To be done -> Copy out all of the material exactly as presented.

Dataset records ->
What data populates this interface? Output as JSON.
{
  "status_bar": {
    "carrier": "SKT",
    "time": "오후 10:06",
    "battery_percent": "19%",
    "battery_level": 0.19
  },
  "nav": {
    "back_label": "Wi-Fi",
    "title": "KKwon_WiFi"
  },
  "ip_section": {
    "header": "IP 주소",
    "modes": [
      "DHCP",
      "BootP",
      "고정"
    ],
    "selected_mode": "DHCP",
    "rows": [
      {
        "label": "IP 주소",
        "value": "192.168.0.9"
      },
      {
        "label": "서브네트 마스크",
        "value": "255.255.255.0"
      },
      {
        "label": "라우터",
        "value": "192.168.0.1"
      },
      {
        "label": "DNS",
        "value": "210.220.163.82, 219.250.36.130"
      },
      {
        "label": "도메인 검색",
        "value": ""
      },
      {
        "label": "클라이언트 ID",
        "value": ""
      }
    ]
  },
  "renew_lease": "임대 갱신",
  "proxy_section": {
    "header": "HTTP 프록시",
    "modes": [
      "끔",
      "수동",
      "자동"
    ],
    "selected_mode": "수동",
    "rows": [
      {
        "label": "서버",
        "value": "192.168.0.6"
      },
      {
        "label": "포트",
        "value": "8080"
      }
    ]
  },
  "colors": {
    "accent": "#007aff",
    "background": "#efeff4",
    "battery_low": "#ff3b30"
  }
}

Task answer ->
What data populates this interface? Output as JSON.
{
  "status_bar": {
    "carrier": "SKT",
    "time": "오후 10:06",
    "battery_percent": "19%",
    "battery_level": 0.19
  },
  "nav": {
    "back_label": "Wi-Fi",
    "title": "KKwon_WiFi"
  },
  "ip_section": {
    "header": "IP 주소",
    "modes": [
      "DHCP",
      "BootP",
      "고정"
    ],
    "selected_mode": "DHCP",
    "rows": [
      {
        "label": "IP 주소",
        "value": "192.168.0.9"
      },
      {
        "label": "서브네트 마스크",
        "value": "255.255.255.0"
      },
      {
        "label": "라우터",
        "value": "192.168.0.1"
      },
      {
        "label": "DNS",
        "value": "210.220.163.82, 219.250.36.130"
      },
      {
        "label": "도메인 검색",
        "value": ""
      },
      {
        "label": "클라이언트 ID",
        "value": ""
      }
    ]
  },
  "renew_lease": "임대 갱신",
  "proxy_section": {
    "header": "HTTP 프록시",
    "modes": [
      "끔",
      "수동",
      "자동"
    ],
    "selected_mode": "수동",
    "rows": [
      {
        "label": "서버",
        "value": "192.168.0.6"
      },
      {
        "label": "포트",
        "value": "8080"
      }
    ]
  },
  "colors": {
    "accent": "#007aff",
    "background": "#efeff4",
    "battery_low": "#ff3b30"
  }
}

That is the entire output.